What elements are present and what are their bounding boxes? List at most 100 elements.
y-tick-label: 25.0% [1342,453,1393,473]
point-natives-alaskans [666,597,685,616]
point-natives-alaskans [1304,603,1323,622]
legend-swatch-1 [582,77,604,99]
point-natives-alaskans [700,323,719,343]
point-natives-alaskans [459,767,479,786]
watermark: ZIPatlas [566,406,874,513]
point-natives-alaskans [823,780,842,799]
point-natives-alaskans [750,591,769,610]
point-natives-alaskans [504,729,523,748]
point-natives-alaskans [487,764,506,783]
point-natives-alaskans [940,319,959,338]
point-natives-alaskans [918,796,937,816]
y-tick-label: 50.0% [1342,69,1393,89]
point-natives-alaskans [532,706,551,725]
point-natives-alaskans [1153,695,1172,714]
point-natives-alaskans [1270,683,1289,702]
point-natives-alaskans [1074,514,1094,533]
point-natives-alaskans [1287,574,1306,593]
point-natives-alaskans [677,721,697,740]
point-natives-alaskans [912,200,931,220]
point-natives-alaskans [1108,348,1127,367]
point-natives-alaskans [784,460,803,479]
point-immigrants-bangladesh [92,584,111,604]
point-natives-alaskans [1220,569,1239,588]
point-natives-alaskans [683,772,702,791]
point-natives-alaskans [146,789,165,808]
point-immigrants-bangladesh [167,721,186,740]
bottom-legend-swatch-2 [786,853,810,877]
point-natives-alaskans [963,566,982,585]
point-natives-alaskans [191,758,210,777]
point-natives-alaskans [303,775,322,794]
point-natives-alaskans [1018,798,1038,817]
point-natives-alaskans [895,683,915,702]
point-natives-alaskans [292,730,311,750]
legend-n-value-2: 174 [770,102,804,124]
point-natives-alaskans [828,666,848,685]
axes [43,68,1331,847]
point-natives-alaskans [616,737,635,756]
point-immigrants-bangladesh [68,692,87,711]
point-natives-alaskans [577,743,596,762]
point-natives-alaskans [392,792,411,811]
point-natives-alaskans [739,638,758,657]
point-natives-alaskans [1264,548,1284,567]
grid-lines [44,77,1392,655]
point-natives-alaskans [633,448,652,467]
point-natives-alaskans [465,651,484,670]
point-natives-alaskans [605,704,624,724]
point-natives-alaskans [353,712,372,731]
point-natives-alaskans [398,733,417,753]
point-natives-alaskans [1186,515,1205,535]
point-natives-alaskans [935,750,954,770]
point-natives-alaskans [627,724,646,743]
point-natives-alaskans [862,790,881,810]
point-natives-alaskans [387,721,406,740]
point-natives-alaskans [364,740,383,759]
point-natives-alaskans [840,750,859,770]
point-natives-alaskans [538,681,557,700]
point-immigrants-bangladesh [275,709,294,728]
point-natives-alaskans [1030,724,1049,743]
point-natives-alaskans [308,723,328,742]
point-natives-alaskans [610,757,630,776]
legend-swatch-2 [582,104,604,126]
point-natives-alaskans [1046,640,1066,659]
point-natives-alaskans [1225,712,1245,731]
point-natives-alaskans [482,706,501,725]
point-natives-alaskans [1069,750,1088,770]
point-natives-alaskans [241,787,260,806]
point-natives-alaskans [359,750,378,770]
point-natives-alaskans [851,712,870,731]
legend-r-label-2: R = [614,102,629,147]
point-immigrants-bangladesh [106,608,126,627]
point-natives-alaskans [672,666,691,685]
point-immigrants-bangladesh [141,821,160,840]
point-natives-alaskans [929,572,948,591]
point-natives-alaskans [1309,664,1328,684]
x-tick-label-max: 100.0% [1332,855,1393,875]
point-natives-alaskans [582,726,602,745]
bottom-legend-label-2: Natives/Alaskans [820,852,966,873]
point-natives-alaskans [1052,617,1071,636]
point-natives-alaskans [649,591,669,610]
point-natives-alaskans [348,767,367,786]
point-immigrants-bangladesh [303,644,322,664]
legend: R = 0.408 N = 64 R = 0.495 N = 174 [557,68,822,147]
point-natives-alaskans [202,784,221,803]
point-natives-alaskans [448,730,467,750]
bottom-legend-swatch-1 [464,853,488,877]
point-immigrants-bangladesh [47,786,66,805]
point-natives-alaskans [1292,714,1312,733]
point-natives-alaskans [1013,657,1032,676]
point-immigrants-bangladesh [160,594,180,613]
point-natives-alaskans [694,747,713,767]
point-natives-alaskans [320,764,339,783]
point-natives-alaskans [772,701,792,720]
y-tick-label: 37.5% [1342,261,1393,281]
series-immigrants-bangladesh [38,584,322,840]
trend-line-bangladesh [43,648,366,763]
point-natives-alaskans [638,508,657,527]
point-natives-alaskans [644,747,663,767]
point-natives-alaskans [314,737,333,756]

◆ Aim of the task ◆
Copy every line of the entries above without changing anything.

◆ Final result ◆
What elements are present and what are their bounding boxes? List at most 100 elements.
y-tick-label: 25.0% [1342,453,1393,473]
point-natives-alaskans [666,597,685,616]
point-natives-alaskans [1304,603,1323,622]
legend-swatch-1 [582,77,604,99]
point-natives-alaskans [700,323,719,343]
point-natives-alaskans [459,767,479,786]
watermark: ZIPatlas [566,406,874,513]
point-natives-alaskans [823,780,842,799]
point-natives-alaskans [750,591,769,610]
point-natives-alaskans [504,729,523,748]
point-natives-alaskans [487,764,506,783]
point-natives-alaskans [940,319,959,338]
point-natives-alaskans [918,796,937,816]
y-tick-label: 50.0% [1342,69,1393,89]
point-natives-alaskans [532,706,551,725]
point-natives-alaskans [1153,695,1172,714]
point-natives-alaskans [1270,683,1289,702]
point-natives-alaskans [1074,514,1094,533]
point-natives-alaskans [1287,574,1306,593]
point-natives-alaskans [677,721,697,740]
point-natives-alaskans [912,200,931,220]
point-natives-alaskans [1108,348,1127,367]
point-natives-alaskans [784,460,803,479]
point-immigrants-bangladesh [92,584,111,604]
point-natives-alaskans [1220,569,1239,588]
point-natives-alaskans [683,772,702,791]
point-natives-alaskans [146,789,165,808]
point-immigrants-bangladesh [167,721,186,740]
bottom-legend-swatch-2 [786,853,810,877]
point-natives-alaskans [963,566,982,585]
point-natives-alaskans [191,758,210,777]
point-natives-alaskans [303,775,322,794]
point-natives-alaskans [1018,798,1038,817]
point-natives-alaskans [895,683,915,702]
point-natives-alaskans [292,730,311,750]
legend-n-value-2: 174 [770,102,804,124]
point-natives-alaskans [828,666,848,685]
axes [43,68,1331,847]
point-natives-alaskans [616,737,635,756]
point-immigrants-bangladesh [68,692,87,711]
point-natives-alaskans [577,743,596,762]
point-natives-alaskans [392,792,411,811]
point-natives-alaskans [739,638,758,657]
point-natives-alaskans [1264,548,1284,567]
grid-lines [44,77,1392,655]
point-natives-alaskans [633,448,652,467]
point-natives-alaskans [465,651,484,670]
point-natives-alaskans [605,704,624,724]
point-natives-alaskans [353,712,372,731]
point-natives-alaskans [398,733,417,753]
point-natives-alaskans [1186,515,1205,535]
point-natives-alaskans [935,750,954,770]
point-natives-alaskans [627,724,646,743]
point-natives-alaskans [862,790,881,810]
point-natives-alaskans [387,721,406,740]
point-natives-alaskans [364,740,383,759]
point-natives-alaskans [840,750,859,770]
point-natives-alaskans [538,681,557,700]
point-immigrants-bangladesh [275,709,294,728]
point-natives-alaskans [1030,724,1049,743]
point-natives-alaskans [308,723,328,742]
point-natives-alaskans [610,757,630,776]
legend-swatch-2 [582,104,604,126]
point-natives-alaskans [1046,640,1066,659]
point-natives-alaskans [1225,712,1245,731]
point-natives-alaskans [482,706,501,725]
point-natives-alaskans [1069,750,1088,770]
point-natives-alaskans [241,787,260,806]
point-natives-alaskans [359,750,378,770]
point-natives-alaskans [851,712,870,731]
legend-r-label-2: R = [614,102,629,147]
point-immigrants-bangladesh [106,608,126,627]
point-natives-alaskans [672,666,691,685]
point-immigrants-bangladesh [141,821,160,840]
point-natives-alaskans [929,572,948,591]
point-natives-alaskans [1309,664,1328,684]
x-tick-label-max: 100.0% [1332,855,1393,875]
point-natives-alaskans [582,726,602,745]
bottom-legend-label-2: Natives/Alaskans [820,852,966,873]
point-natives-alaskans [1052,617,1071,636]
point-natives-alaskans [649,591,669,610]
point-natives-alaskans [348,767,367,786]
point-immigrants-bangladesh [303,644,322,664]
legend: R = 0.408 N = 64 R = 0.495 N = 174 [557,68,822,147]
point-natives-alaskans [202,784,221,803]
point-natives-alaskans [448,730,467,750]
bottom-legend-swatch-1 [464,853,488,877]
point-immigrants-bangladesh [47,786,66,805]
point-natives-alaskans [1292,714,1312,733]
point-natives-alaskans [1013,657,1032,676]
point-immigrants-bangladesh [160,594,180,613]
point-natives-alaskans [694,747,713,767]
point-natives-alaskans [320,764,339,783]
point-natives-alaskans [772,701,792,720]
y-tick-label: 37.5% [1342,261,1393,281]
series-immigrants-bangladesh [38,584,322,840]
trend-line-bangladesh [43,648,366,763]
point-natives-alaskans [638,508,657,527]
point-natives-alaskans [644,747,663,767]
point-natives-alaskans [314,737,333,756]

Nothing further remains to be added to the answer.